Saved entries
※
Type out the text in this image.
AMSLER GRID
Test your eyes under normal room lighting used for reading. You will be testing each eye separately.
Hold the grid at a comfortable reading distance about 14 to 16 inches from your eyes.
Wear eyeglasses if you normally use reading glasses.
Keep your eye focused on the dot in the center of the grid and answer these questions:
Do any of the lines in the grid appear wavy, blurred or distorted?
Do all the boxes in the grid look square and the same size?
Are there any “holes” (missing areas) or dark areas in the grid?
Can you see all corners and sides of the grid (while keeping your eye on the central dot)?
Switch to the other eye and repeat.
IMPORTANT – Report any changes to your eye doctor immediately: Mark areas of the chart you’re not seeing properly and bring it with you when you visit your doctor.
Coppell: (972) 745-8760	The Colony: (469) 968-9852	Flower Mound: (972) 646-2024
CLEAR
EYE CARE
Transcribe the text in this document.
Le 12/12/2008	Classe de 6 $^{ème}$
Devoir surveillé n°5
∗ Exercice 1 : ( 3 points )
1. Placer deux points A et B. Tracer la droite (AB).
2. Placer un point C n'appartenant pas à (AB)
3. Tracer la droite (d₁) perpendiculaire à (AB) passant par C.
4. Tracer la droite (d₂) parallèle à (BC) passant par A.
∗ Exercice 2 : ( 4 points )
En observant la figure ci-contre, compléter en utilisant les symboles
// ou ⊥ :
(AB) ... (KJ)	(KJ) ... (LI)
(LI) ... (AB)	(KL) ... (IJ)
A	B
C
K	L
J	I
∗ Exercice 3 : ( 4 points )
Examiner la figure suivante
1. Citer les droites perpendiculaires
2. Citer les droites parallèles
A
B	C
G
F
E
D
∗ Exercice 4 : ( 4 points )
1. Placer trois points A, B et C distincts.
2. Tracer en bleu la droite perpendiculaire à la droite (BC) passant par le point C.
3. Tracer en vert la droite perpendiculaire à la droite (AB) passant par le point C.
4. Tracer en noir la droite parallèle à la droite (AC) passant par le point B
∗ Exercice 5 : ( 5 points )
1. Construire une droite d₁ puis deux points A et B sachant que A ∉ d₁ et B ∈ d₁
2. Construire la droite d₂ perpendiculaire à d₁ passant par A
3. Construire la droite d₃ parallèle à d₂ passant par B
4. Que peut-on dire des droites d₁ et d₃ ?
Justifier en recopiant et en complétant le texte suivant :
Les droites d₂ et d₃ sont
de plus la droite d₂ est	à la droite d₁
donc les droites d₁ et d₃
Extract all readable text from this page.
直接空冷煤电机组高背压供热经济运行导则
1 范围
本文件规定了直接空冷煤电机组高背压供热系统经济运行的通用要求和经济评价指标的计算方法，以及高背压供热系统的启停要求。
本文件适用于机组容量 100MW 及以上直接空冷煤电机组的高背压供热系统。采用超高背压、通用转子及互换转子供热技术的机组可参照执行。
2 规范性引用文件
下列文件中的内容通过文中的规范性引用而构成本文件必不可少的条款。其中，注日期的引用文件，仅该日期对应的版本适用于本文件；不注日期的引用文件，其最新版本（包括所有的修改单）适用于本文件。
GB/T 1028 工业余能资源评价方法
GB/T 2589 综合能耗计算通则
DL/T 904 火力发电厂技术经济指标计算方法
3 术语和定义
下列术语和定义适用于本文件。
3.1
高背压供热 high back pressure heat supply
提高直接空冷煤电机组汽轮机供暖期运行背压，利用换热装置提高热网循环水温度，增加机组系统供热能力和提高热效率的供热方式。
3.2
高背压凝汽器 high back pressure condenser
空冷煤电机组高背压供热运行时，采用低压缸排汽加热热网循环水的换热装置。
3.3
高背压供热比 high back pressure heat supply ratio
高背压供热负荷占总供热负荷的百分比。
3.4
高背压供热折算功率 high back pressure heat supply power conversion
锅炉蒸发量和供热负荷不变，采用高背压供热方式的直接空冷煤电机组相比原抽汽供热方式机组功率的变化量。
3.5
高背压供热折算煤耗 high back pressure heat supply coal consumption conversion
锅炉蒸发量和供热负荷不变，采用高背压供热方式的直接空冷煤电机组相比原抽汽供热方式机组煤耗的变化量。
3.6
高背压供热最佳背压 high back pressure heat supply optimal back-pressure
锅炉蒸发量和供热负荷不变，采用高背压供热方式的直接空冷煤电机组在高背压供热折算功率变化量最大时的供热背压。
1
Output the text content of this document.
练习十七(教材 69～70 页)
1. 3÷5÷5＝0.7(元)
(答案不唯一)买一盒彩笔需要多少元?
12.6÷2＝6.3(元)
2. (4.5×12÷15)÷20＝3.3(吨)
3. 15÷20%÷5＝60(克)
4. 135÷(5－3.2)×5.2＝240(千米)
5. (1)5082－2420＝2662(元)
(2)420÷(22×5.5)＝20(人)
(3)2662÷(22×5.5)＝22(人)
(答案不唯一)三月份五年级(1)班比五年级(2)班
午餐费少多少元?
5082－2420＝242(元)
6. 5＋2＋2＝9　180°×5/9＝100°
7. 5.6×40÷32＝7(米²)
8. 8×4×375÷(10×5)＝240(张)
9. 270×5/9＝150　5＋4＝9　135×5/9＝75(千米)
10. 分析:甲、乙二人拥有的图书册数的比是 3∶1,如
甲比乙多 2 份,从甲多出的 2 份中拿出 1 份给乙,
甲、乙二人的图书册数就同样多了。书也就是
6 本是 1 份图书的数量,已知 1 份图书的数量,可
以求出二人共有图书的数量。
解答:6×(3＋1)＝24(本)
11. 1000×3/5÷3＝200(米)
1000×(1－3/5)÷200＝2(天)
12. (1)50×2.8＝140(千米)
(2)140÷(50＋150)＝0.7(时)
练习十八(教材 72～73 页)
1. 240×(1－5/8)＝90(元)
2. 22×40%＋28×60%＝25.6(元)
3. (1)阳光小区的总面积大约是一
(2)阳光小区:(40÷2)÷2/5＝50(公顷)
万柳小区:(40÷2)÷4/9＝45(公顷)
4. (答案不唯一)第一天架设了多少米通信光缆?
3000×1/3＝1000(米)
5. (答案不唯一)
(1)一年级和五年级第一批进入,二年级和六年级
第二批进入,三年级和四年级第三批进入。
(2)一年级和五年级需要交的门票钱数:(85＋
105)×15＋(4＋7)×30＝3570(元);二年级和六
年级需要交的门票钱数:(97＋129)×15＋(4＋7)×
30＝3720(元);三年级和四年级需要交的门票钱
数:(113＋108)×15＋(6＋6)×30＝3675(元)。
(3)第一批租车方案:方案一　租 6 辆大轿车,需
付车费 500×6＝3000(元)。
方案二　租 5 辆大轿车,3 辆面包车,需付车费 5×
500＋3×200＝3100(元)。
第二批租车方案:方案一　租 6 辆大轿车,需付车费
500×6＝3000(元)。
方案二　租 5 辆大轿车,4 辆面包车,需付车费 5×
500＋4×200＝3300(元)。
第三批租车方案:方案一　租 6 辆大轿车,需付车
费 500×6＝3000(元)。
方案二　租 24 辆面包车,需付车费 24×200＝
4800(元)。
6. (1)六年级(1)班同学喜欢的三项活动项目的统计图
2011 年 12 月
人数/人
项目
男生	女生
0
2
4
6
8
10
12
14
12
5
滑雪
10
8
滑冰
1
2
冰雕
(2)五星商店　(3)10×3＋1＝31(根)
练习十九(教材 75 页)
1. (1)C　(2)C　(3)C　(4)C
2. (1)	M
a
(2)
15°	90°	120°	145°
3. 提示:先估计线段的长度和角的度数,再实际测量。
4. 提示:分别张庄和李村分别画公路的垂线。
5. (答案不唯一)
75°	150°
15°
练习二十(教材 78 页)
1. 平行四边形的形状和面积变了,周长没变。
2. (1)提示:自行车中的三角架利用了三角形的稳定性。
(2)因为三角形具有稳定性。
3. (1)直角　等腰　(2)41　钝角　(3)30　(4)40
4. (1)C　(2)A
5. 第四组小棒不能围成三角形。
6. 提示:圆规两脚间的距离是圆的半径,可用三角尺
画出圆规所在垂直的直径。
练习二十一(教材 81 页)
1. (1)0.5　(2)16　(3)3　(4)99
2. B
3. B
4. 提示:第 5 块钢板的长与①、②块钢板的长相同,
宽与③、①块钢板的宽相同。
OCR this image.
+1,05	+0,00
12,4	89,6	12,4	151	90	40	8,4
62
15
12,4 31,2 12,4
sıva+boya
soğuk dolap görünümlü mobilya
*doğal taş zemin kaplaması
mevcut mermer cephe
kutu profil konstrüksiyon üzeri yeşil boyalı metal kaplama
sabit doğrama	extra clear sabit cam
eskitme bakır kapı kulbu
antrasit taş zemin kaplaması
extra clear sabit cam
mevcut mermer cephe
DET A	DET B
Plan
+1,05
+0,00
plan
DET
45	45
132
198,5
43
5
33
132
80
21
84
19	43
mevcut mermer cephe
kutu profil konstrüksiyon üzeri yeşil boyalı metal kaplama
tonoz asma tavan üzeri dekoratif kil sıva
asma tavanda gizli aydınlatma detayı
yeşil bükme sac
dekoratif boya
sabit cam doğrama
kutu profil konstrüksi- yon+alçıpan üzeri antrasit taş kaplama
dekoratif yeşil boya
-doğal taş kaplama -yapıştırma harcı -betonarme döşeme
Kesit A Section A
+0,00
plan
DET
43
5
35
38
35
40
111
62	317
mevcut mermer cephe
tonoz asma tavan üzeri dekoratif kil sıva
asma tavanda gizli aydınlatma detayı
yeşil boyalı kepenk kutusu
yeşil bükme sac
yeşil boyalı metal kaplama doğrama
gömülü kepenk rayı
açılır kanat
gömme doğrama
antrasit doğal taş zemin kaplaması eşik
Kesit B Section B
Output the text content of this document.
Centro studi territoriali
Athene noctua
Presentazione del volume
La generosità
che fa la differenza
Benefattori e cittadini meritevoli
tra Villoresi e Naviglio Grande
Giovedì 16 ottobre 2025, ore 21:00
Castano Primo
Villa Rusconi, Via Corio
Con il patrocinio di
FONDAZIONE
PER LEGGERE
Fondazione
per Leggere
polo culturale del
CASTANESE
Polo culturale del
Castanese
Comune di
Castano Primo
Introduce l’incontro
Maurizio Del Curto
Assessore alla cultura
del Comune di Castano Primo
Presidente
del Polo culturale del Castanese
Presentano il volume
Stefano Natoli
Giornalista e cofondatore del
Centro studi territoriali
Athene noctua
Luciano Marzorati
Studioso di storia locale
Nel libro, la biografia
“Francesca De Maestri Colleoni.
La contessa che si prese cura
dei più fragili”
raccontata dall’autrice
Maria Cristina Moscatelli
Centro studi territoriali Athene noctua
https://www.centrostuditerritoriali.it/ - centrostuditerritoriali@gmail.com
※
■ WRITTEN REQUEST: Extract, from the material above, each line holding the word "culturale".

■ RESULT:
polo culturale del
Polo culturale del
del Polo culturale del Castanese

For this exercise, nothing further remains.